Records excerpted from a collection:
--------------------------------------------------

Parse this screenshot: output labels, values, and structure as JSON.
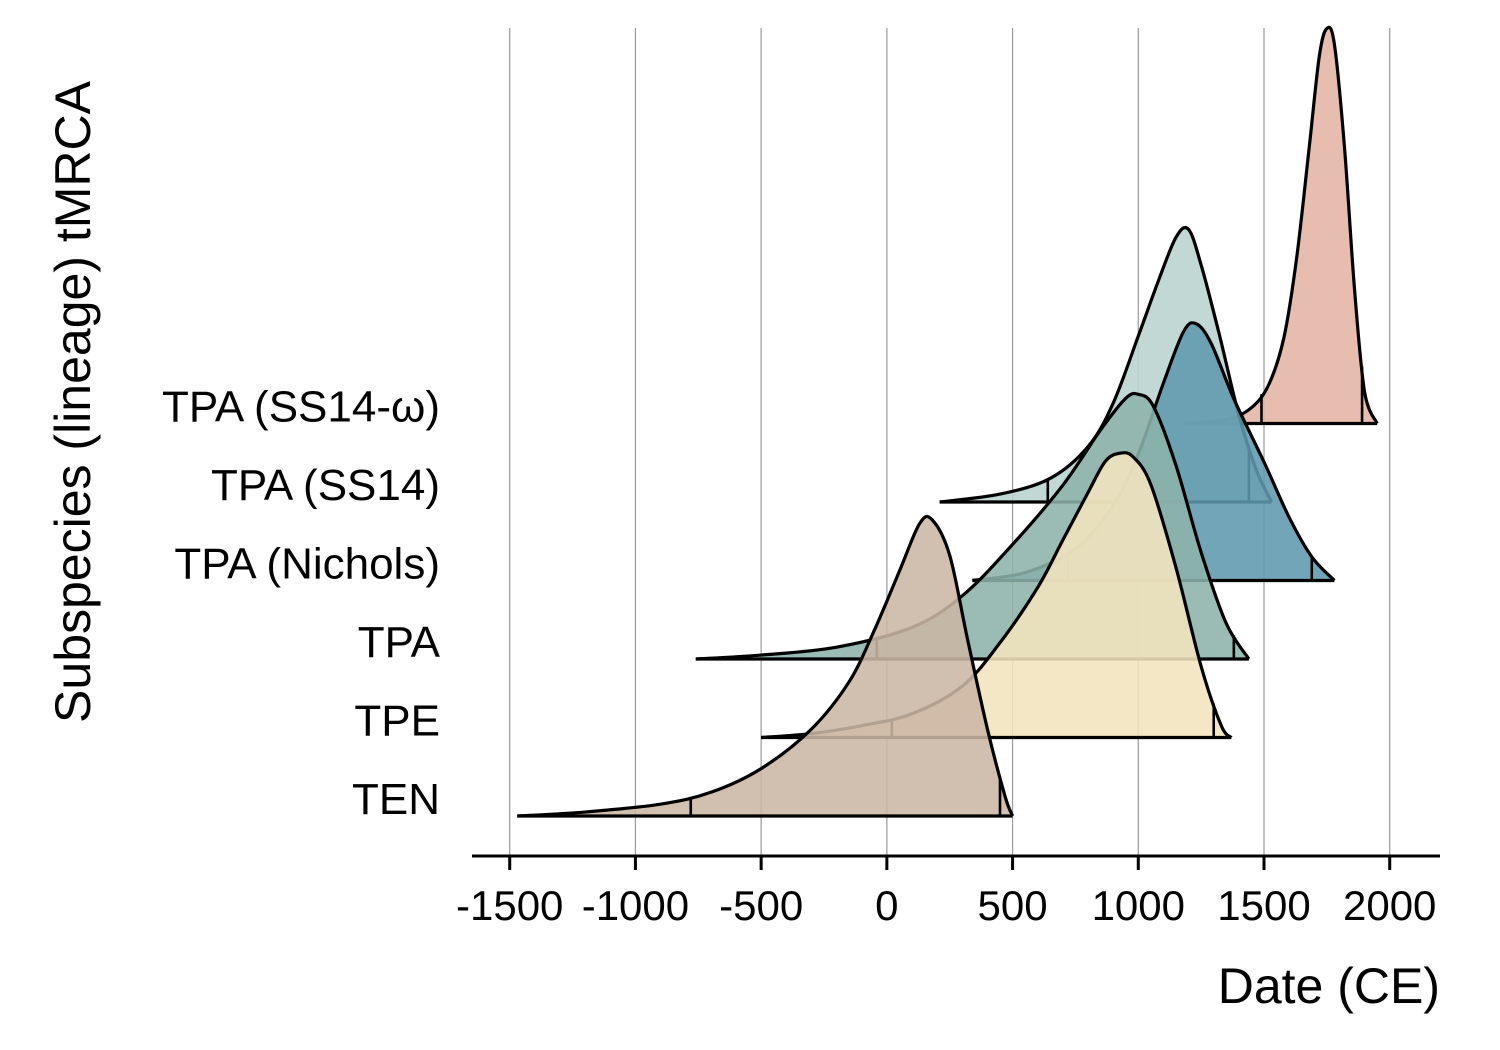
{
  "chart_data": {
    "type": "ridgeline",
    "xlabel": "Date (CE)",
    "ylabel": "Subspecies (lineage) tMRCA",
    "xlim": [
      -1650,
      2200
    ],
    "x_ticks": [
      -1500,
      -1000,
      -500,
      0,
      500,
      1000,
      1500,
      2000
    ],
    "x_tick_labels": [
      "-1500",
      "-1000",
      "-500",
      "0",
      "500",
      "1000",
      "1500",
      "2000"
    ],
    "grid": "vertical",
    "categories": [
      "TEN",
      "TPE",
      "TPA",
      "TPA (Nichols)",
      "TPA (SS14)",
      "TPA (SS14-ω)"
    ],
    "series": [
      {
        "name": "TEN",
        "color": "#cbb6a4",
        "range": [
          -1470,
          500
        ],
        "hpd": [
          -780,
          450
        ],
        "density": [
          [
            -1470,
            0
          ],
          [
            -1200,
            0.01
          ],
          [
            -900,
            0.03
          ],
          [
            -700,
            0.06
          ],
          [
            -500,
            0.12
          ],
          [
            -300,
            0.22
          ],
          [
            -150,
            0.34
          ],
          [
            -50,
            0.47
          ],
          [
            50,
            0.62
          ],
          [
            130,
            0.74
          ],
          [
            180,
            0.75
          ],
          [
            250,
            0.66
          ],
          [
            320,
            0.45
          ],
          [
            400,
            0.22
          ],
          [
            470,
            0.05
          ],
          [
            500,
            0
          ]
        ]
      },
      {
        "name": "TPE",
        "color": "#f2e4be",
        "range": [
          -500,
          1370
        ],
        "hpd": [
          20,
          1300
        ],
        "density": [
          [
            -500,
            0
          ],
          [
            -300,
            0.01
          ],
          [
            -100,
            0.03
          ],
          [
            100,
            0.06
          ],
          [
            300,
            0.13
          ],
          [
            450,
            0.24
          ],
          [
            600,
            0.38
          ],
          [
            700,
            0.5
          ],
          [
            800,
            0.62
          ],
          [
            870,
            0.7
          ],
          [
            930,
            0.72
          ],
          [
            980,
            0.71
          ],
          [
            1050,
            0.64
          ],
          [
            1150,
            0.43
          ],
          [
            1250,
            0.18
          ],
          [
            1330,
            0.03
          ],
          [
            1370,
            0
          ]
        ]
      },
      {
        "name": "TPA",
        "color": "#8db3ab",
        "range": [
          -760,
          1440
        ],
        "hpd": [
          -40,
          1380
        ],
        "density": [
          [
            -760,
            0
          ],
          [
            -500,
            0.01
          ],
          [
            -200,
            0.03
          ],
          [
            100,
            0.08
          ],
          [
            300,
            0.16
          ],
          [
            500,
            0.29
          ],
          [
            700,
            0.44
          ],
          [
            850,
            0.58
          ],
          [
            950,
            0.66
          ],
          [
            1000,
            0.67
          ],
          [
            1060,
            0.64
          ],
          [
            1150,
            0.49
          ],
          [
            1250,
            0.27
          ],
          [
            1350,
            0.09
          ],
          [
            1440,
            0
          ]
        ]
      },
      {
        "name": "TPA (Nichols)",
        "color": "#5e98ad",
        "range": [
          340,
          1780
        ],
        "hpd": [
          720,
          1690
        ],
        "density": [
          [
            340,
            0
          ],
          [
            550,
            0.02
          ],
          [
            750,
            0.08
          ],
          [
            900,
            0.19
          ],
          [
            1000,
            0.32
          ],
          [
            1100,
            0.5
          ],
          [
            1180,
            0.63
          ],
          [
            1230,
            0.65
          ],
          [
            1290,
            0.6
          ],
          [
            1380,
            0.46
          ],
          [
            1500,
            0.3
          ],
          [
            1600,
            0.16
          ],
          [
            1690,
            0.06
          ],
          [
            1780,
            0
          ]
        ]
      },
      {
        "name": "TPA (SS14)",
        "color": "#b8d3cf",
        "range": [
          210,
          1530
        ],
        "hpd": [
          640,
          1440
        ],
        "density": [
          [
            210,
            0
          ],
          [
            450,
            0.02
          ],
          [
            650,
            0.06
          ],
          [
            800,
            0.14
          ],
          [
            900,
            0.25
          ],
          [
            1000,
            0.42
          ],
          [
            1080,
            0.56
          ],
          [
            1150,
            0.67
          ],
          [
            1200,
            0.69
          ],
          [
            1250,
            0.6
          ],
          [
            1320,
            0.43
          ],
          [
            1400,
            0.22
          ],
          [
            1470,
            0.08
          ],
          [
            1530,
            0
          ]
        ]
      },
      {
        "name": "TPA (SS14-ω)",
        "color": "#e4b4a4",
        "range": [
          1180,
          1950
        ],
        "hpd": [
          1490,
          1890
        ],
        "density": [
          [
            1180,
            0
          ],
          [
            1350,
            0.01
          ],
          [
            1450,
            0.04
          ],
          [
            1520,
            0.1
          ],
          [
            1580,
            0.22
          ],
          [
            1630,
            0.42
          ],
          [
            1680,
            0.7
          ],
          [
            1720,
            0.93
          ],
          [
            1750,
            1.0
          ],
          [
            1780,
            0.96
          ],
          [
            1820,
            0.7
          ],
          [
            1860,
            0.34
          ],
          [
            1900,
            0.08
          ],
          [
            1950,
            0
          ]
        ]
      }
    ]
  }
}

--------------------------------------------------

To do: Transcribe the material as is, with images omitted.

Exercise response:
Parse this screenshot: output labels, values, and structure as JSON.
{
  "chart_data": {
    "type": "ridgeline",
    "xlabel": "Date (CE)",
    "ylabel": "Subspecies (lineage) tMRCA",
    "xlim": [
      -1650,
      2200
    ],
    "x_ticks": [
      -1500,
      -1000,
      -500,
      0,
      500,
      1000,
      1500,
      2000
    ],
    "x_tick_labels": [
      "-1500",
      "-1000",
      "-500",
      "0",
      "500",
      "1000",
      "1500",
      "2000"
    ],
    "grid": "vertical",
    "categories": [
      "TEN",
      "TPE",
      "TPA",
      "TPA (Nichols)",
      "TPA (SS14)",
      "TPA (SS14-ω)"
    ],
    "series": [
      {
        "name": "TEN",
        "color": "#cbb6a4",
        "range": [
          -1470,
          500
        ],
        "hpd": [
          -780,
          450
        ],
        "density": [
          [
            -1470,
            0
          ],
          [
            -1200,
            0.01
          ],
          [
            -900,
            0.03
          ],
          [
            -700,
            0.06
          ],
          [
            -500,
            0.12
          ],
          [
            -300,
            0.22
          ],
          [
            -150,
            0.34
          ],
          [
            -50,
            0.47
          ],
          [
            50,
            0.62
          ],
          [
            130,
            0.74
          ],
          [
            180,
            0.75
          ],
          [
            250,
            0.66
          ],
          [
            320,
            0.45
          ],
          [
            400,
            0.22
          ],
          [
            470,
            0.05
          ],
          [
            500,
            0
          ]
        ]
      },
      {
        "name": "TPE",
        "color": "#f2e4be",
        "range": [
          -500,
          1370
        ],
        "hpd": [
          20,
          1300
        ],
        "density": [
          [
            -500,
            0
          ],
          [
            -300,
            0.01
          ],
          [
            -100,
            0.03
          ],
          [
            100,
            0.06
          ],
          [
            300,
            0.13
          ],
          [
            450,
            0.24
          ],
          [
            600,
            0.38
          ],
          [
            700,
            0.5
          ],
          [
            800,
            0.62
          ],
          [
            870,
            0.7
          ],
          [
            930,
            0.72
          ],
          [
            980,
            0.71
          ],
          [
            1050,
            0.64
          ],
          [
            1150,
            0.43
          ],
          [
            1250,
            0.18
          ],
          [
            1330,
            0.03
          ],
          [
            1370,
            0
          ]
        ]
      },
      {
        "name": "TPA",
        "color": "#8db3ab",
        "range": [
          -760,
          1440
        ],
        "hpd": [
          -40,
          1380
        ],
        "density": [
          [
            -760,
            0
          ],
          [
            -500,
            0.01
          ],
          [
            -200,
            0.03
          ],
          [
            100,
            0.08
          ],
          [
            300,
            0.16
          ],
          [
            500,
            0.29
          ],
          [
            700,
            0.44
          ],
          [
            850,
            0.58
          ],
          [
            950,
            0.66
          ],
          [
            1000,
            0.67
          ],
          [
            1060,
            0.64
          ],
          [
            1150,
            0.49
          ],
          [
            1250,
            0.27
          ],
          [
            1350,
            0.09
          ],
          [
            1440,
            0
          ]
        ]
      },
      {
        "name": "TPA (Nichols)",
        "color": "#5e98ad",
        "range": [
          340,
          1780
        ],
        "hpd": [
          720,
          1690
        ],
        "density": [
          [
            340,
            0
          ],
          [
            550,
            0.02
          ],
          [
            750,
            0.08
          ],
          [
            900,
            0.19
          ],
          [
            1000,
            0.32
          ],
          [
            1100,
            0.5
          ],
          [
            1180,
            0.63
          ],
          [
            1230,
            0.65
          ],
          [
            1290,
            0.6
          ],
          [
            1380,
            0.46
          ],
          [
            1500,
            0.3
          ],
          [
            1600,
            0.16
          ],
          [
            1690,
            0.06
          ],
          [
            1780,
            0
          ]
        ]
      },
      {
        "name": "TPA (SS14)",
        "color": "#b8d3cf",
        "range": [
          210,
          1530
        ],
        "hpd": [
          640,
          1440
        ],
        "density": [
          [
            210,
            0
          ],
          [
            450,
            0.02
          ],
          [
            650,
            0.06
          ],
          [
            800,
            0.14
          ],
          [
            900,
            0.25
          ],
          [
            1000,
            0.42
          ],
          [
            1080,
            0.56
          ],
          [
            1150,
            0.67
          ],
          [
            1200,
            0.69
          ],
          [
            1250,
            0.6
          ],
          [
            1320,
            0.43
          ],
          [
            1400,
            0.22
          ],
          [
            1470,
            0.08
          ],
          [
            1530,
            0
          ]
        ]
      },
      {
        "name": "TPA (SS14-ω)",
        "color": "#e4b4a4",
        "range": [
          1180,
          1950
        ],
        "hpd": [
          1490,
          1890
        ],
        "density": [
          [
            1180,
            0
          ],
          [
            1350,
            0.01
          ],
          [
            1450,
            0.04
          ],
          [
            1520,
            0.1
          ],
          [
            1580,
            0.22
          ],
          [
            1630,
            0.42
          ],
          [
            1680,
            0.7
          ],
          [
            1720,
            0.93
          ],
          [
            1750,
            1.0
          ],
          [
            1780,
            0.96
          ],
          [
            1820,
            0.7
          ],
          [
            1860,
            0.34
          ],
          [
            1900,
            0.08
          ],
          [
            1950,
            0
          ]
        ]
      }
    ]
  }
}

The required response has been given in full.